■ **PAGE EXTRACT**:
At the infrastructure level, unreliable electricity and limited connectivity remain foundational constraints. Digital systems cannot function consistently in environments where power supply is unstable or network access is intermittent. Many deployments have failed not because of software limitations, but because the operating environment could not sustain them.
Device availability presents a second constraint. In many public health facilities, clinicians do not have consistent access to computers or tablets. Where devices are introduced through external funding, maintenance and replacement cycles are rarely accounted for, leading to rapid degradation in functionality.
“You realize that there are still connectivity gaps, there are computer capacity, storage, and computers, especially during this AI time. But the fact that more than 50% of our health facilities on the continent are not yet connected to power or to the internet shows that there is an infrastructure gap.”
– Jean-Philbert Nsengimana, Chief Digital Advisor, Africa CDC
System fragmentation, driven largely by donor-funded vertical programmes, has further complicated implementation. Separate platforms for HIV, maternal health, malaria, and other priority areas have been developed in parallel, often without shared standards or integration pathways. The result is a proliferation of databases that collectively hold significant volumes of health data but cannot be effectively combined.
Human factors also play a critical role. EHR systems that increase administrative workload, lack offline functionality, or fail to align with clinical workflows face low adoption rates. In practice, health workers revert to paper-based processes when digital systems do not provide immediate and tangible value.
Where Progress Is Being Made
Despite these challenges, several countries have demonstrated measurable progress.
In Rwanda, a coordinated national approach has enabled the deployment of interoperable digital health systems across a large proportion of facilities. Mobile-based tools used by community health workers feed into centralised dashboards, providing near real-time visibility into health system performance. Ethiopia has implemented one of the largest deployments of DHIS2 on the continent, strengthening disease surveillance and health system monitoring, even though patient-level records remain incomplete.

■ **EXCERPTED RECORDS**:
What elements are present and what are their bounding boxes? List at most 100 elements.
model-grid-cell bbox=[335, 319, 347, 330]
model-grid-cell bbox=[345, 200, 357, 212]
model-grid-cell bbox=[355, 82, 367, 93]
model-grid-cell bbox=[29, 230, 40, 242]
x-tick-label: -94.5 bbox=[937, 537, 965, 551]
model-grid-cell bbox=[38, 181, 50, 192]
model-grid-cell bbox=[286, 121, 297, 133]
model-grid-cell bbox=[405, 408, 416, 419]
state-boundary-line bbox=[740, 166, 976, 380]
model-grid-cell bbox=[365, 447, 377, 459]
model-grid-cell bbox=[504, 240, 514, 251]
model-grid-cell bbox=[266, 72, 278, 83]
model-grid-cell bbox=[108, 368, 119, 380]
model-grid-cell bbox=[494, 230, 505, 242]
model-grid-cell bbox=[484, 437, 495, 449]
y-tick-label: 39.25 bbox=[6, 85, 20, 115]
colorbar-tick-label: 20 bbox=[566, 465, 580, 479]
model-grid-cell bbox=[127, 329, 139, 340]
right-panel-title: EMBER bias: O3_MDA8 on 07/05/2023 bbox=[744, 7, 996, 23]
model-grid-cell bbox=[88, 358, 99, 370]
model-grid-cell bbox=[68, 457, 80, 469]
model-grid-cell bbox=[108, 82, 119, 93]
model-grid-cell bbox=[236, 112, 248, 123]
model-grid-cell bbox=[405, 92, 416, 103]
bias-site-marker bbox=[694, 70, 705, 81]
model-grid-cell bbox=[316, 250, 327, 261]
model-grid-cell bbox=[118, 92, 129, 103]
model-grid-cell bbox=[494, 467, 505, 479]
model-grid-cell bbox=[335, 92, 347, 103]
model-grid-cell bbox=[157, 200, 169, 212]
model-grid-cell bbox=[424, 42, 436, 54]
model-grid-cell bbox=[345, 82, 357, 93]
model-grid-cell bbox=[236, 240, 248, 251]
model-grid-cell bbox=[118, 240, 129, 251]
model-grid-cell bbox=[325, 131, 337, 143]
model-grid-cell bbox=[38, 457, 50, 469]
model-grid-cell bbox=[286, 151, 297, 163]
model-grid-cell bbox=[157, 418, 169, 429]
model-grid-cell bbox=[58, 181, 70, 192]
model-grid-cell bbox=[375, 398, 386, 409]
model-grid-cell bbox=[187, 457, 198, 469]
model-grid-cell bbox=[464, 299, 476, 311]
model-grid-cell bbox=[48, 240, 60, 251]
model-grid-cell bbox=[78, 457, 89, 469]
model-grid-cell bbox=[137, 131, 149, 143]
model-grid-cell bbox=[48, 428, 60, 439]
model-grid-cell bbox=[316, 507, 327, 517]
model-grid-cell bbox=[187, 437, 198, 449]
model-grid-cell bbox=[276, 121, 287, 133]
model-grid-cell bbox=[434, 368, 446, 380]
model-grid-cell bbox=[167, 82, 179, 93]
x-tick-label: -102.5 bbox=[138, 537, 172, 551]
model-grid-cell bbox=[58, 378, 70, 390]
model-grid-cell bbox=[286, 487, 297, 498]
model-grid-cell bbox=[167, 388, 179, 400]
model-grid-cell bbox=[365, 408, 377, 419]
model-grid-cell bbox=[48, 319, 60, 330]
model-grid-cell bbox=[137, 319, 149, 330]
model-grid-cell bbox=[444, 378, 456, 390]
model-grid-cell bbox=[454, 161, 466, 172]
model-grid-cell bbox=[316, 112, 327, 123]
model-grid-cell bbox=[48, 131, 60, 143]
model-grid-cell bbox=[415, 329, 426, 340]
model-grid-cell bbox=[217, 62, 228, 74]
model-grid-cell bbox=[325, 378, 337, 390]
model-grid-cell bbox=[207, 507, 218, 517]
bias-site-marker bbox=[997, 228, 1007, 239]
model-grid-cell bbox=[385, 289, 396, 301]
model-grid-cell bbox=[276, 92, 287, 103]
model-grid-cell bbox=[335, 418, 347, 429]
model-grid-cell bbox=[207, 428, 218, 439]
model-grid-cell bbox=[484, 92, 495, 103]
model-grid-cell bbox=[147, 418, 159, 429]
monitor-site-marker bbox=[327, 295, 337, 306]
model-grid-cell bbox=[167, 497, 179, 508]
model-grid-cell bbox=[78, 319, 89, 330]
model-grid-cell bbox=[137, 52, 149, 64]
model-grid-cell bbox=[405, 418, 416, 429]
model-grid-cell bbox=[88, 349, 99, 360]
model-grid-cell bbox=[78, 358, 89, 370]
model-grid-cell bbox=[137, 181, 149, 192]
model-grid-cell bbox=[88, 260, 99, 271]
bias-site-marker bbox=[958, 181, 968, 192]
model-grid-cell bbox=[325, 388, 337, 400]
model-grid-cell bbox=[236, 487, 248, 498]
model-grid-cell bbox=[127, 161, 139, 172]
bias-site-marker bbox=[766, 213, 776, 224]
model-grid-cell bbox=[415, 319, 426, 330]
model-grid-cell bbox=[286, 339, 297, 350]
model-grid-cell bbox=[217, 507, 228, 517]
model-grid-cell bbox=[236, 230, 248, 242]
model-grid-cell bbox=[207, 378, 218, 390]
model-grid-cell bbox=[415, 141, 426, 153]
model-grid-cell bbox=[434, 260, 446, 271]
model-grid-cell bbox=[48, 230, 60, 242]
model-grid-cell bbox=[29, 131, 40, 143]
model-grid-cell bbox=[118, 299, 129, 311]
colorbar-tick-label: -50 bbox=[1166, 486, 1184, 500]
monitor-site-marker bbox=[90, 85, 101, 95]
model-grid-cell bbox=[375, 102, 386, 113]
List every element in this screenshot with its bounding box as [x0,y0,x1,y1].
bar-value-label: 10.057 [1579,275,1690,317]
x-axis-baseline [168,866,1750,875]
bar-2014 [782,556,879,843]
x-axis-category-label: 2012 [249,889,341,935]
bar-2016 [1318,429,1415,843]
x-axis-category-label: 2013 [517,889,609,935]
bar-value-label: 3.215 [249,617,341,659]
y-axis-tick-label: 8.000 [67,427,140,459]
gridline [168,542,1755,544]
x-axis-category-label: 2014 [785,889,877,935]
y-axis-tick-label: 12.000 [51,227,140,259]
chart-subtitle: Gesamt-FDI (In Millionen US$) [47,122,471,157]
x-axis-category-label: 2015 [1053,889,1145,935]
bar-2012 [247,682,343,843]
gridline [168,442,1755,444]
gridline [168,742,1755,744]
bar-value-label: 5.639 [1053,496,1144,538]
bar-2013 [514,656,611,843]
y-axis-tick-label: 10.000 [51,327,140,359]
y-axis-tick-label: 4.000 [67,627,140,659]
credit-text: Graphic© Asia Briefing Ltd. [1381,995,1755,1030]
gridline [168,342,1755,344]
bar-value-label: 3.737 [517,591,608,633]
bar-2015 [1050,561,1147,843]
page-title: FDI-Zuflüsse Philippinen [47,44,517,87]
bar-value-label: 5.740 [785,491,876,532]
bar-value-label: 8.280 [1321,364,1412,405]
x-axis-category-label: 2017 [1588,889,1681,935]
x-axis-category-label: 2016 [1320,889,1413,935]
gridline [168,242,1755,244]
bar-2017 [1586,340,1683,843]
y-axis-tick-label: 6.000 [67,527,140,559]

■ **STUDY QUESTIONS**:
A. In the text on digital health systems, which country has implemented one of the largest DHIS2 deployments on the continent?
B. Carry on the text on digital health systems in African health facilities, beginning after its last sentence.

■ **EXPECTED OUTPUTS**:
A. Ethiopia

B.
In Nigeria, electronic medical record initiatives have gained traction in tertiary institutions, supported by the Federal Ministry of Health, although integration at the primary healthcare level is still developing. Kenya and South Africa have established national digital health strategies that include interoperability frameworks, though implementation timelines have extended beyond initial targets.
Across these examples, progress has depended less on the sophistication of the technology and more on three consistent factors:
- Strong national leadership and policy direction
- Clear interoperability standards and enforcement
- Sustained investment in training and system integration
Conclusion: An Operational Necessity, not a Future Goal
Electronic health records are no longer a forward-looking ambition. They are a core component of functional health systems. Without them, clinical decision-making remains constrained, health systems cannot learn from accumulated data, and inefficiencies continue to absorb limited resources. The absence of connected health data infrastructure limits both individual patient care and system-wide planning.
The technology required to address this gap is already available. What has been missing is the alignment of governance, infrastructure investment, interoperability standards, and workforce integration needed to deploy it effectively at scale.
As Africa’s population grows and the burden of chronic disease increases, the ability to access, share, and act on clinical information will become more critical. Health systems that cannot do so will struggle to deliver consistent, high-quality care.
The question is no longer whether electronic health records are needed. It is whether their implementation can continue to be delayed without compounding long-term costs to both patients and health systems.